- _Excerpted records_
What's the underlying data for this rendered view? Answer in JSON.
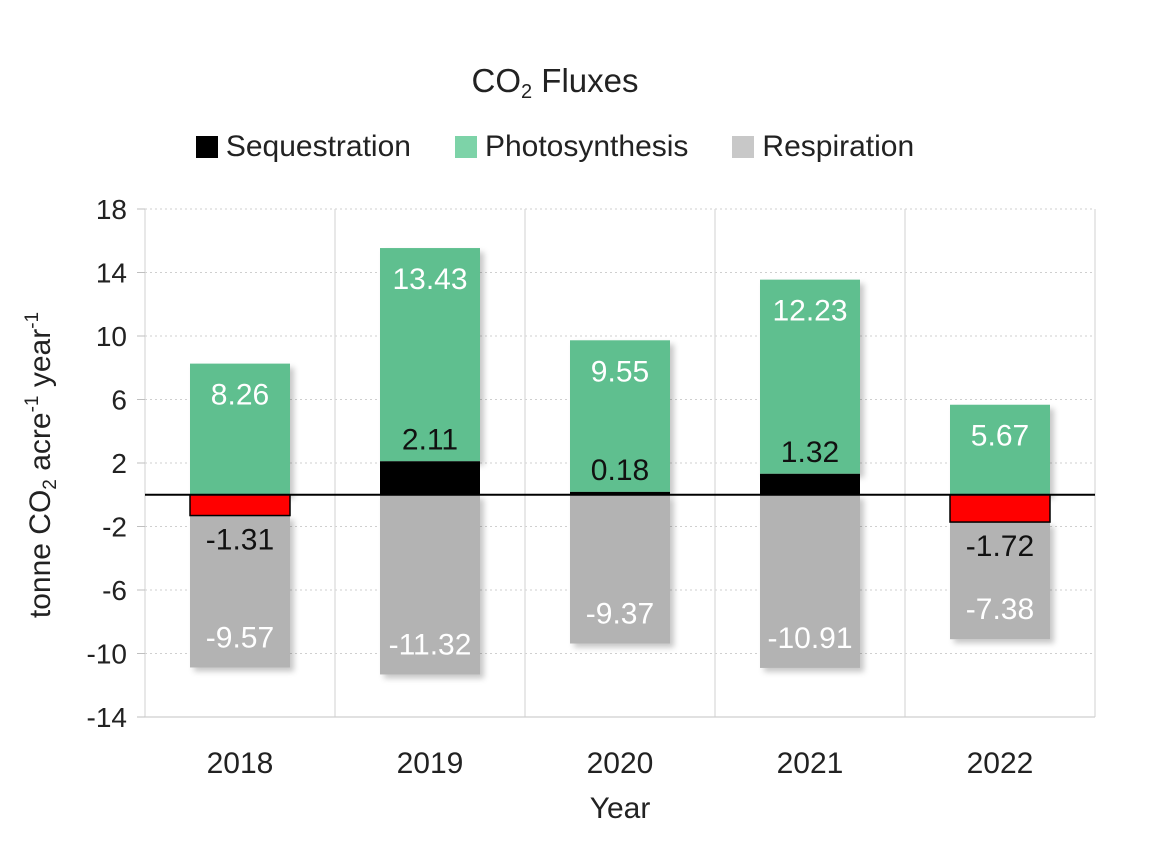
{
  "chart_data": {
    "type": "bar",
    "stacked": "diverging",
    "title": "CO2 Fluxes",
    "title_main": "CO",
    "title_sub": "2",
    "title_rest": " Fluxes",
    "xlabel": "Year",
    "ylabel": "tonne CO2 acre-1 year-1",
    "ylabel_parts": {
      "a": "tonne CO",
      "b": "2",
      "c": " acre",
      "d": "-1",
      "e": " year",
      "f": "-1"
    },
    "categories": [
      "2018",
      "2019",
      "2020",
      "2021",
      "2022"
    ],
    "ylim": [
      -14,
      18
    ],
    "yticks": [
      18,
      14,
      10,
      6,
      2,
      -2,
      -6,
      -10,
      -14
    ],
    "grid": true,
    "legend_position": "top-center",
    "series": [
      {
        "name": "Photosynthesis",
        "values": [
          8.26,
          13.43,
          9.55,
          12.23,
          5.67
        ],
        "labels": [
          "8.26",
          "13.43",
          "9.55",
          "12.23",
          "5.67"
        ],
        "color": "#5fbf8f"
      },
      {
        "name": "Respiration",
        "values": [
          -9.57,
          -11.32,
          -9.37,
          -10.91,
          -7.38
        ],
        "labels": [
          "-9.57",
          "-11.32",
          "-9.37",
          "-10.91",
          "-7.38"
        ],
        "color": "#b3b3b3"
      },
      {
        "name": "Sequestration",
        "values": [
          -1.31,
          2.11,
          0.18,
          1.32,
          -1.72
        ],
        "labels": [
          "-1.31",
          "2.11",
          "0.18",
          "1.32",
          "-1.72"
        ],
        "color": "#000000",
        "negative_color": "#ff0000"
      }
    ],
    "legend": [
      {
        "name": "Sequestration",
        "color": "#000000"
      },
      {
        "name": "Photosynthesis",
        "color": "#7dd3a8"
      },
      {
        "name": "Respiration",
        "color": "#c8c8c8"
      }
    ]
  }
}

- _Work instructions_
From the material above, reproduce everything verbatim except the pictures.

- _Answer to this problem_
What's the underlying data for this rendered view? Answer in JSON.
{
  "chart_data": {
    "type": "bar",
    "stacked": "diverging",
    "title": "CO2 Fluxes",
    "title_main": "CO",
    "title_sub": "2",
    "title_rest": " Fluxes",
    "xlabel": "Year",
    "ylabel": "tonne CO2 acre-1 year-1",
    "ylabel_parts": {
      "a": "tonne CO",
      "b": "2",
      "c": " acre",
      "d": "-1",
      "e": " year",
      "f": "-1"
    },
    "categories": [
      "2018",
      "2019",
      "2020",
      "2021",
      "2022"
    ],
    "ylim": [
      -14,
      18
    ],
    "yticks": [
      18,
      14,
      10,
      6,
      2,
      -2,
      -6,
      -10,
      -14
    ],
    "grid": true,
    "legend_position": "top-center",
    "series": [
      {
        "name": "Photosynthesis",
        "values": [
          8.26,
          13.43,
          9.55,
          12.23,
          5.67
        ],
        "labels": [
          "8.26",
          "13.43",
          "9.55",
          "12.23",
          "5.67"
        ],
        "color": "#5fbf8f"
      },
      {
        "name": "Respiration",
        "values": [
          -9.57,
          -11.32,
          -9.37,
          -10.91,
          -7.38
        ],
        "labels": [
          "-9.57",
          "-11.32",
          "-9.37",
          "-10.91",
          "-7.38"
        ],
        "color": "#b3b3b3"
      },
      {
        "name": "Sequestration",
        "values": [
          -1.31,
          2.11,
          0.18,
          1.32,
          -1.72
        ],
        "labels": [
          "-1.31",
          "2.11",
          "0.18",
          "1.32",
          "-1.72"
        ],
        "color": "#000000",
        "negative_color": "#ff0000"
      }
    ],
    "legend": [
      {
        "name": "Sequestration",
        "color": "#000000"
      },
      {
        "name": "Photosynthesis",
        "color": "#7dd3a8"
      },
      {
        "name": "Respiration",
        "color": "#c8c8c8"
      }
    ]
  }
}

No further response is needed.